TASK BRIEF
In the records below, find the line with "Read all visible content and emit it as JSON." and repeat it and every line after it, exactly, without any pictures.

Stored items
──────────────────────────────

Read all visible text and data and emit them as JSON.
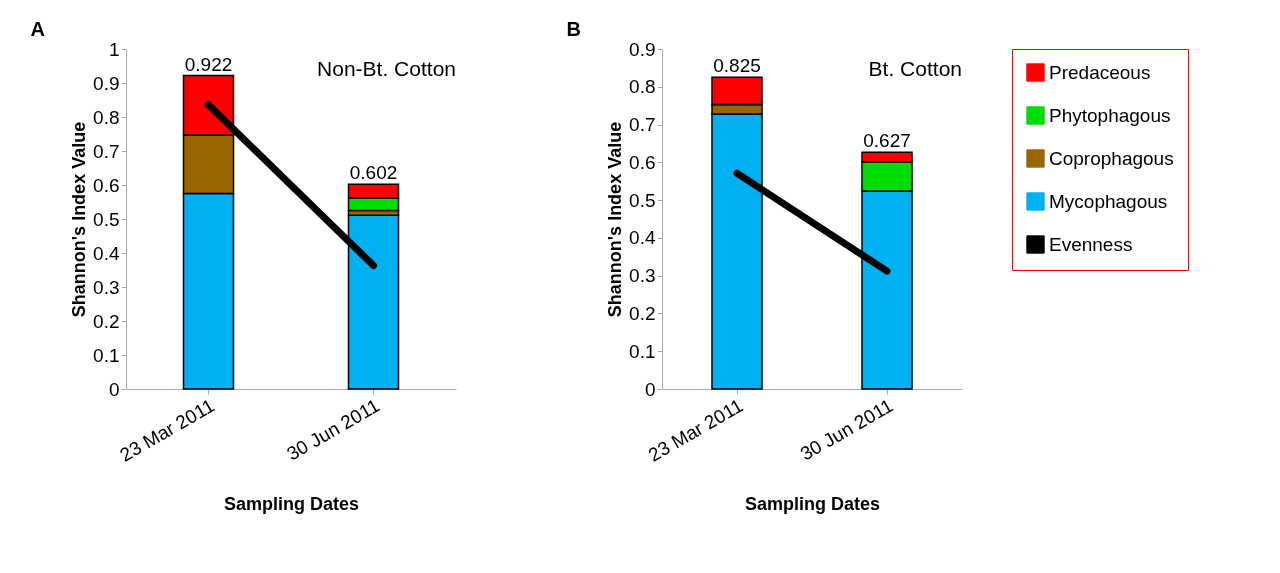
{
  "chart_data": [
    {
      "type": "bar",
      "title": "A",
      "annotations": [
        "Non-Bt. Cotton"
      ],
      "xlabel": "Sampling Dates",
      "ylabel": "Shannon's Index Value",
      "categories": [
        "23 Mar 2011",
        "30 Jun 2011"
      ],
      "stacked": true,
      "ylim": [
        0,
        1
      ],
      "yticks": [
        0,
        0.1,
        0.2,
        0.3,
        0.4,
        0.5,
        0.6,
        0.7,
        0.8,
        0.9,
        1
      ],
      "grid": false,
      "legend": false,
      "totals": [
        "0.922",
        "0.602"
      ],
      "series": [
        {
          "color": "#00b0f0",
          "values": [
            0.575,
            0.511
          ]
        },
        {
          "color": "#996600",
          "values": [
            0.172,
            0.014
          ]
        },
        {
          "color": "#00dd00",
          "values": [
            0,
            0.037
          ]
        },
        {
          "color": "#ff0000",
          "values": [
            0.175,
            0.04
          ]
        },
        {
          "type": "line",
          "color": "#000000",
          "values": [
            0.836,
            0.363
          ]
        }
      ]
    },
    {
      "type": "bar",
      "title": "B",
      "annotations": [
        "Bt. Cotton"
      ],
      "xlabel": "Sampling Dates",
      "ylabel": "Shannon's Index Value",
      "categories": [
        "23 Mar 2011",
        "30 Jun 2011"
      ],
      "stacked": true,
      "ylim": [
        0,
        0.9
      ],
      "yticks": [
        0,
        0.1,
        0.2,
        0.3,
        0.4,
        0.5,
        0.6,
        0.7,
        0.8,
        0.9
      ],
      "grid": false,
      "legend": "right",
      "totals": [
        "0.825",
        "0.627"
      ],
      "series": [
        {
          "name": "Mycophagous",
          "color": "#00b0f0",
          "values": [
            0.728,
            0.524
          ]
        },
        {
          "name": "Coprophagous",
          "color": "#996600",
          "values": [
            0.025,
            0
          ]
        },
        {
          "name": "Phytophagous",
          "color": "#00dd00",
          "values": [
            0,
            0.077
          ]
        },
        {
          "name": "Predaceous",
          "color": "#ff0000",
          "values": [
            0.072,
            0.026
          ]
        },
        {
          "name": "Evenness",
          "type": "line",
          "color": "#000000",
          "values": [
            0.571,
            0.312
          ]
        }
      ]
    }
  ]
}
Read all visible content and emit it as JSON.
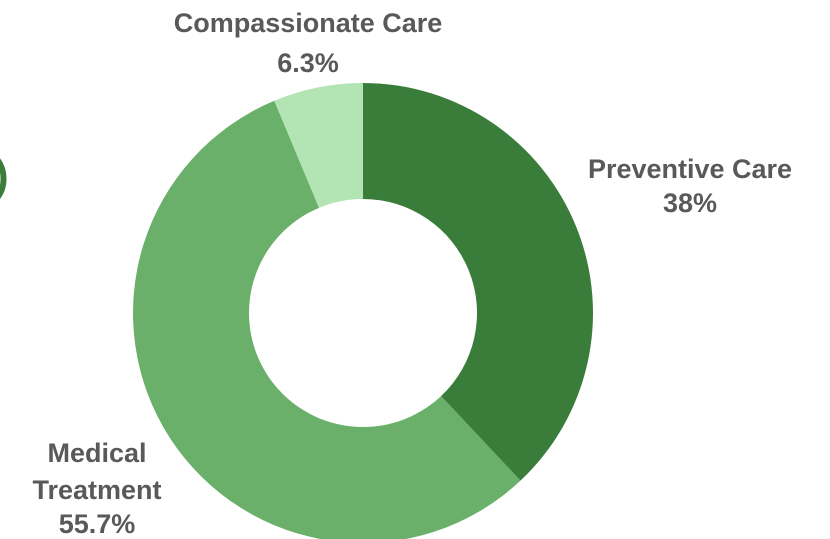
{
  "clipped_title_fragment": ")",
  "chart_data": {
    "type": "pie",
    "donut": true,
    "slices": [
      {
        "label": "Preventive Care",
        "value_label": "38%",
        "value": 38.0,
        "color": "#3a7d3a"
      },
      {
        "label": "Medical Treatment",
        "value_label": "55.7%",
        "value": 55.7,
        "color": "#6ab06a"
      },
      {
        "label": "Compassionate Care",
        "value_label": "6.3%",
        "value": 6.3,
        "color": "#b3e4b3"
      }
    ],
    "legend": "none"
  }
}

──────────────────────────────

COMPLETED TASK
Read all visible content and emit it as JSON.
{
  "clipped_title_fragment": ")",
  "chart_data": {
    "type": "pie",
    "donut": true,
    "slices": [
      {
        "label": "Preventive Care",
        "value_label": "38%",
        "value": 38.0,
        "color": "#3a7d3a"
      },
      {
        "label": "Medical Treatment",
        "value_label": "55.7%",
        "value": 55.7,
        "color": "#6ab06a"
      },
      {
        "label": "Compassionate Care",
        "value_label": "6.3%",
        "value": 6.3,
        "color": "#b3e4b3"
      }
    ],
    "legend": "none"
  }
}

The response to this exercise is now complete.